- [WRITTEN TASK] Output each line exactly as it appears, skipping any embedded picture.

- [INPUT DATA]
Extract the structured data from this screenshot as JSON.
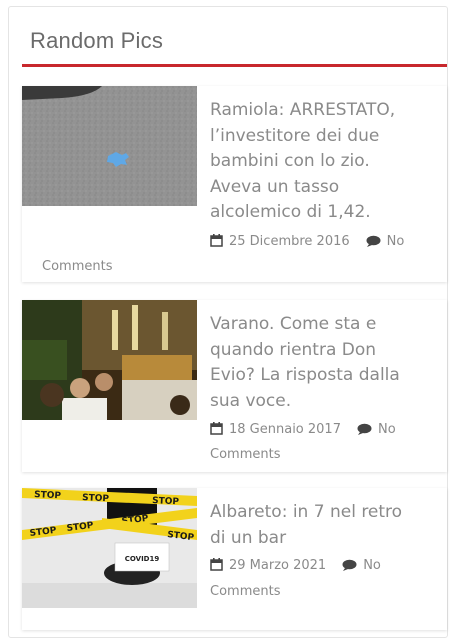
{
  "widget": {
    "title": "Random Pics"
  },
  "posts": [
    {
      "title": "Ramiola: ARRESTATO, l’investitore dei due bambini con lo zio. Aveva un tasso alcolemico di 1,42.",
      "date": "25 Dicembre 2016",
      "comments": "No Comments",
      "comments_first": "No",
      "comments_second": "Comments"
    },
    {
      "title": "Varano. Come sta e quando rientra Don Evio? La risposta dalla sua voce.",
      "date": "18 Gennaio 2017",
      "comments_first": "No",
      "comments_second": "Comments"
    },
    {
      "title": "Albareto: in 7 nel retro di un bar",
      "date": "29 Marzo 2021",
      "comments_first": "No",
      "comments_second": "Comments",
      "image_text": {
        "tape": "STOP",
        "sign": "COVID19"
      }
    }
  ],
  "colors": {
    "accent": "#c8282d",
    "text": "#8a8a8a",
    "title": "#6b6b6b"
  }
}
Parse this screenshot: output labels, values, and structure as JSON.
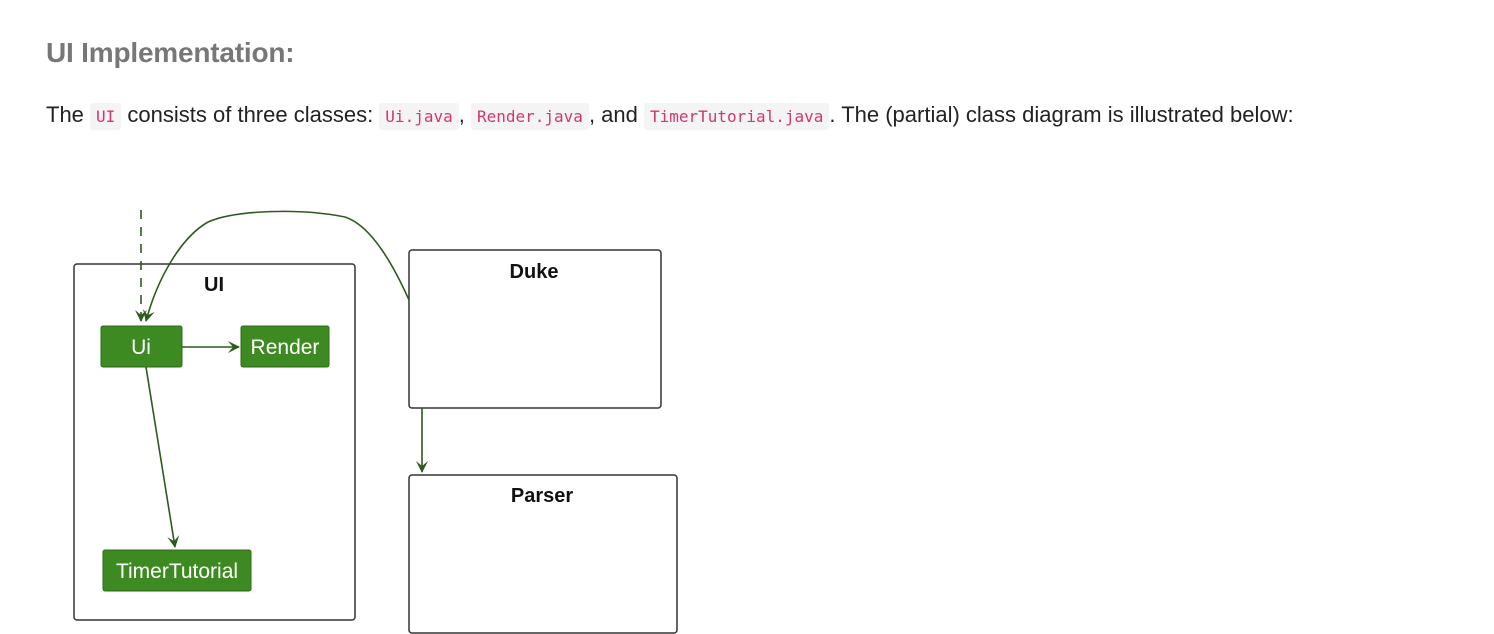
{
  "heading": "UI Implementation:",
  "paragraph": {
    "t1": "The ",
    "c1": "UI",
    "t2": " consists of three classes: ",
    "c2": "Ui.java",
    "t3": ", ",
    "c3": "Render.java",
    "t4": ", and ",
    "c4": "TimerTutorial.java",
    "t5": ". The (partial) class diagram is illustrated below:"
  },
  "diagram": {
    "package_title": "UI",
    "classes": {
      "ui": "Ui",
      "render": "Render",
      "timer_tutorial": "TimerTutorial",
      "duke": "Duke",
      "parser": "Parser"
    },
    "colors": {
      "node_fill": "#3e8a22",
      "edge": "#2f5a1e",
      "code_text": "#d2386c"
    }
  }
}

- [RESULT FOR THIS EXERCISE]
Extract the structured data from this screenshot as JSON.
{
  "widget": {
    "title": "Random Pics"
  },
  "posts": [
    {
      "title": "Ramiola: ARRESTATO, l’investitore dei due bambini con lo zio. Aveva un tasso alcolemico di 1,42.",
      "date": "25 Dicembre 2016",
      "comments": "No Comments",
      "comments_first": "No",
      "comments_second": "Comments"
    },
    {
      "title": "Varano. Come sta e quando rientra Don Evio? La risposta dalla sua voce.",
      "date": "18 Gennaio 2017",
      "comments_first": "No",
      "comments_second": "Comments"
    },
    {
      "title": "Albareto: in 7 nel retro di un bar",
      "date": "29 Marzo 2021",
      "comments_first": "No",
      "comments_second": "Comments",
      "image_text": {
        "tape": "STOP",
        "sign": "COVID19"
      }
    }
  ],
  "colors": {
    "accent": "#c8282d",
    "text": "#8a8a8a",
    "title": "#6b6b6b"
  }
}
Parse this screenshot: output labels, values, and structure as JSON.
{
  "heading": "UI Implementation:",
  "paragraph": {
    "t1": "The ",
    "c1": "UI",
    "t2": " consists of three classes: ",
    "c2": "Ui.java",
    "t3": ", ",
    "c3": "Render.java",
    "t4": ", and ",
    "c4": "TimerTutorial.java",
    "t5": ". The (partial) class diagram is illustrated below:"
  },
  "diagram": {
    "package_title": "UI",
    "classes": {
      "ui": "Ui",
      "render": "Render",
      "timer_tutorial": "TimerTutorial",
      "duke": "Duke",
      "parser": "Parser"
    },
    "colors": {
      "node_fill": "#3e8a22",
      "edge": "#2f5a1e",
      "code_text": "#d2386c"
    }
  }
}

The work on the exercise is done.